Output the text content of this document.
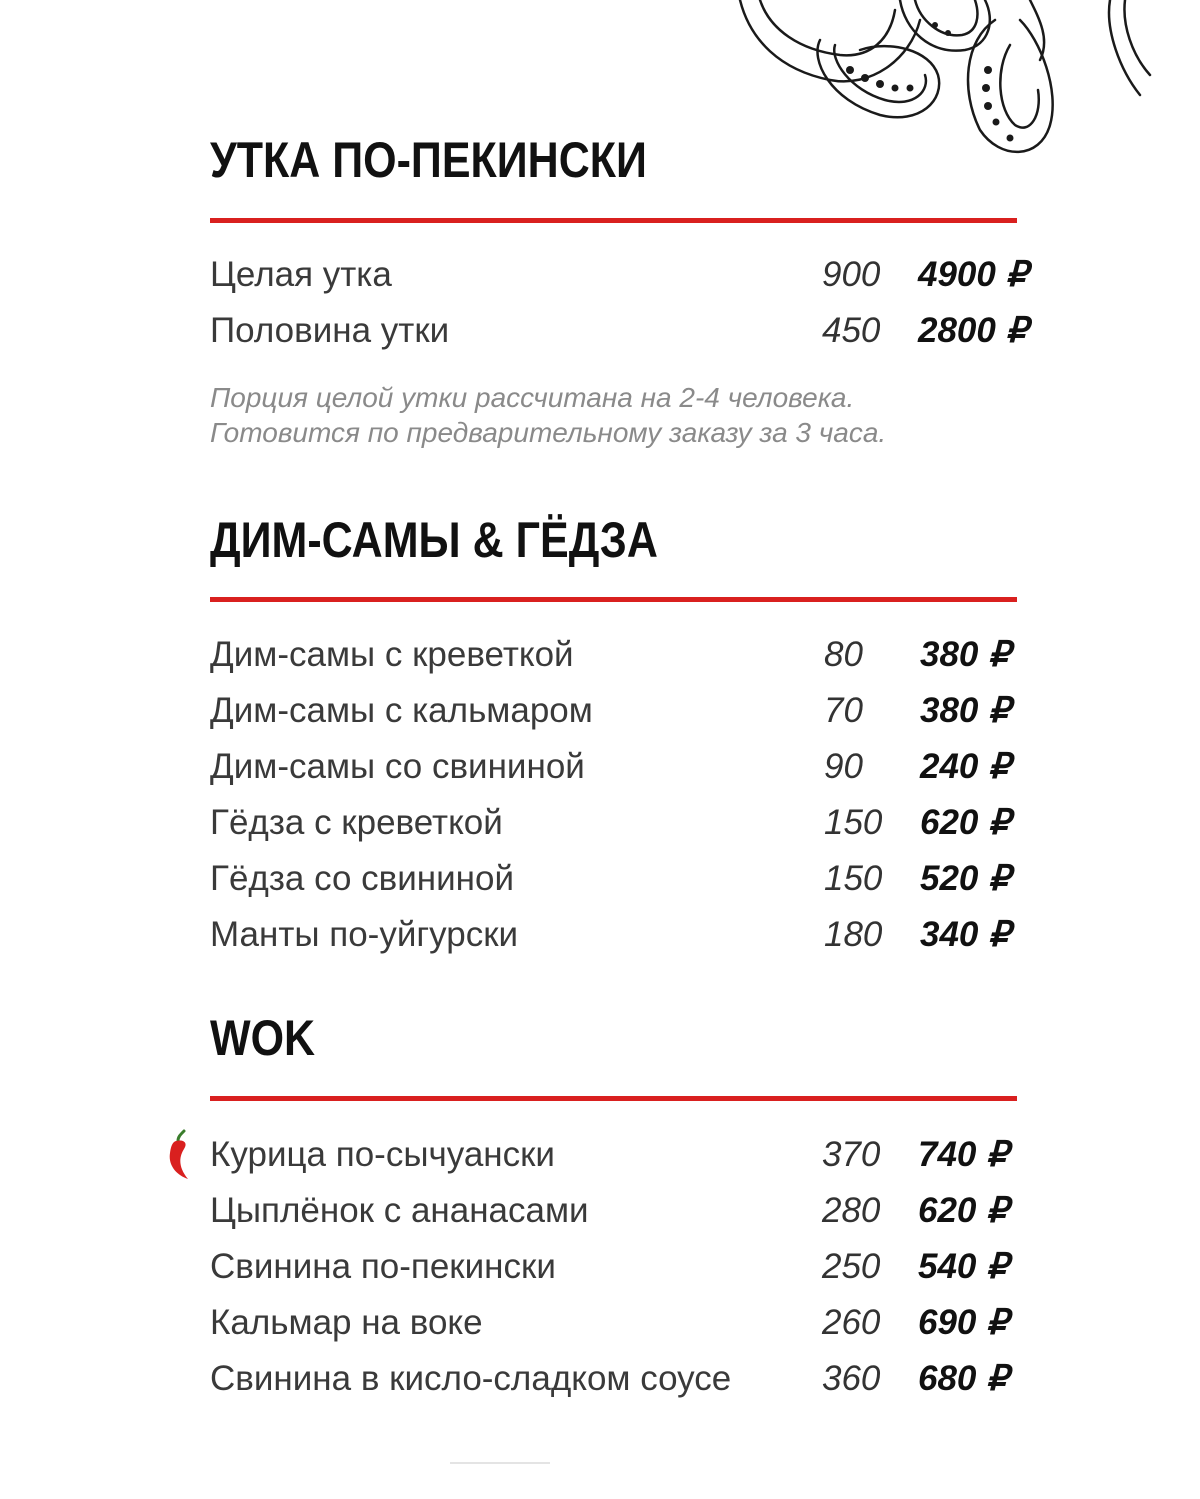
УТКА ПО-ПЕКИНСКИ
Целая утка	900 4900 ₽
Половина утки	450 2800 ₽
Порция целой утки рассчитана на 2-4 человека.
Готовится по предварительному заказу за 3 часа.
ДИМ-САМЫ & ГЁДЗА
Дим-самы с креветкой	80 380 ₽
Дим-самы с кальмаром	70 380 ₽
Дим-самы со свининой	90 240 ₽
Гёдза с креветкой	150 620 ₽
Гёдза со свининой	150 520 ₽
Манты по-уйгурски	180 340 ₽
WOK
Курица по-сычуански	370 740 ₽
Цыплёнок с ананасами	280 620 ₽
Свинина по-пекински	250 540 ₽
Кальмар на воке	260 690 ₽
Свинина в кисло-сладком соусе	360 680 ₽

---

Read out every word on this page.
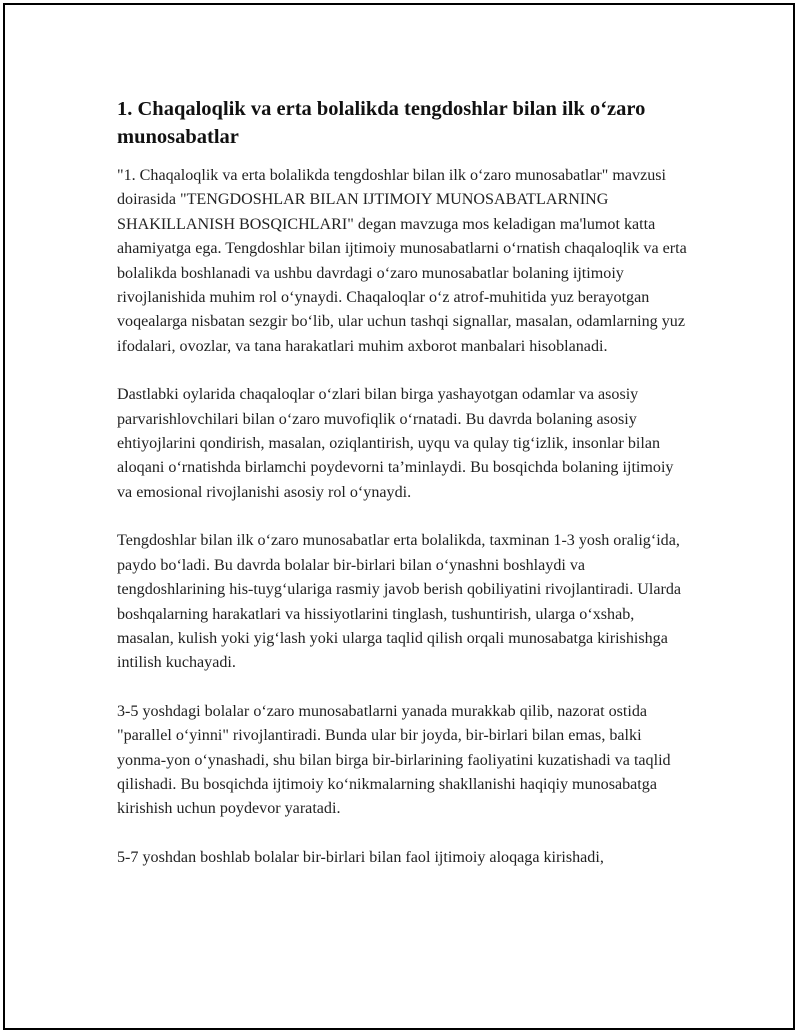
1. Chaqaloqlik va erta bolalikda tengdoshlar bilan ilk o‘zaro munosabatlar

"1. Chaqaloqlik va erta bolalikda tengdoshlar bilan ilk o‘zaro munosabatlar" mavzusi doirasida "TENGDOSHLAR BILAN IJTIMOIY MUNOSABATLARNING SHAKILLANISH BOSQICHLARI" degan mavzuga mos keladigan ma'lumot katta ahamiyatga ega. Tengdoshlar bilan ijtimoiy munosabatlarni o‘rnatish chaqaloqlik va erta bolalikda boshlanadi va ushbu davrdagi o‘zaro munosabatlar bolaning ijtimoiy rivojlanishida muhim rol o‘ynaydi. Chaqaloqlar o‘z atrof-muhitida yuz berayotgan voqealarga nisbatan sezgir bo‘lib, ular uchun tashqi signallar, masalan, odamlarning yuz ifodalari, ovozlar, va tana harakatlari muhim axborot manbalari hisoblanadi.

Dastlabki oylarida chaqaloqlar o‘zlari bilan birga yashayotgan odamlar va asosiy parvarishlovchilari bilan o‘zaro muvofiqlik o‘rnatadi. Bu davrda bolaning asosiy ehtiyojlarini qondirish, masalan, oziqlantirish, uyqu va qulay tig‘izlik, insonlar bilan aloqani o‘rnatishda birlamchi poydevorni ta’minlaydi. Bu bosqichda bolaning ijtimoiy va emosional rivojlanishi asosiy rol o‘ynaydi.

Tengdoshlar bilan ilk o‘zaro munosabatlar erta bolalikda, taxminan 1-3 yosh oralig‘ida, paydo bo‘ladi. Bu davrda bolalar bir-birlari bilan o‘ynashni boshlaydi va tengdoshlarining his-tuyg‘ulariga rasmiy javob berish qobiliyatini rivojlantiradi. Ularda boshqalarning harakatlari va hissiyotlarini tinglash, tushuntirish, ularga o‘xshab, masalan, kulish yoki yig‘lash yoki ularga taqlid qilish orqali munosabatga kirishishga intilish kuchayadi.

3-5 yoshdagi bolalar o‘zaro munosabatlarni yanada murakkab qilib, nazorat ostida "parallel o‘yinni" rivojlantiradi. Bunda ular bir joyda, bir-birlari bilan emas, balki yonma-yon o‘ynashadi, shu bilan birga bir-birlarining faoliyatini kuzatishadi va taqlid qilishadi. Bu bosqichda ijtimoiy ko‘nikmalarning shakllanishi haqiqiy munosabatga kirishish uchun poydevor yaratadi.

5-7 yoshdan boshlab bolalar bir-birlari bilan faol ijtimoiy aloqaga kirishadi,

Exercise instructions: Each line above that includes "свининой" should be shown.

Response below:
Дим-самы со свининой	90 240 ₽
Гёдза со свининой	150 520 ₽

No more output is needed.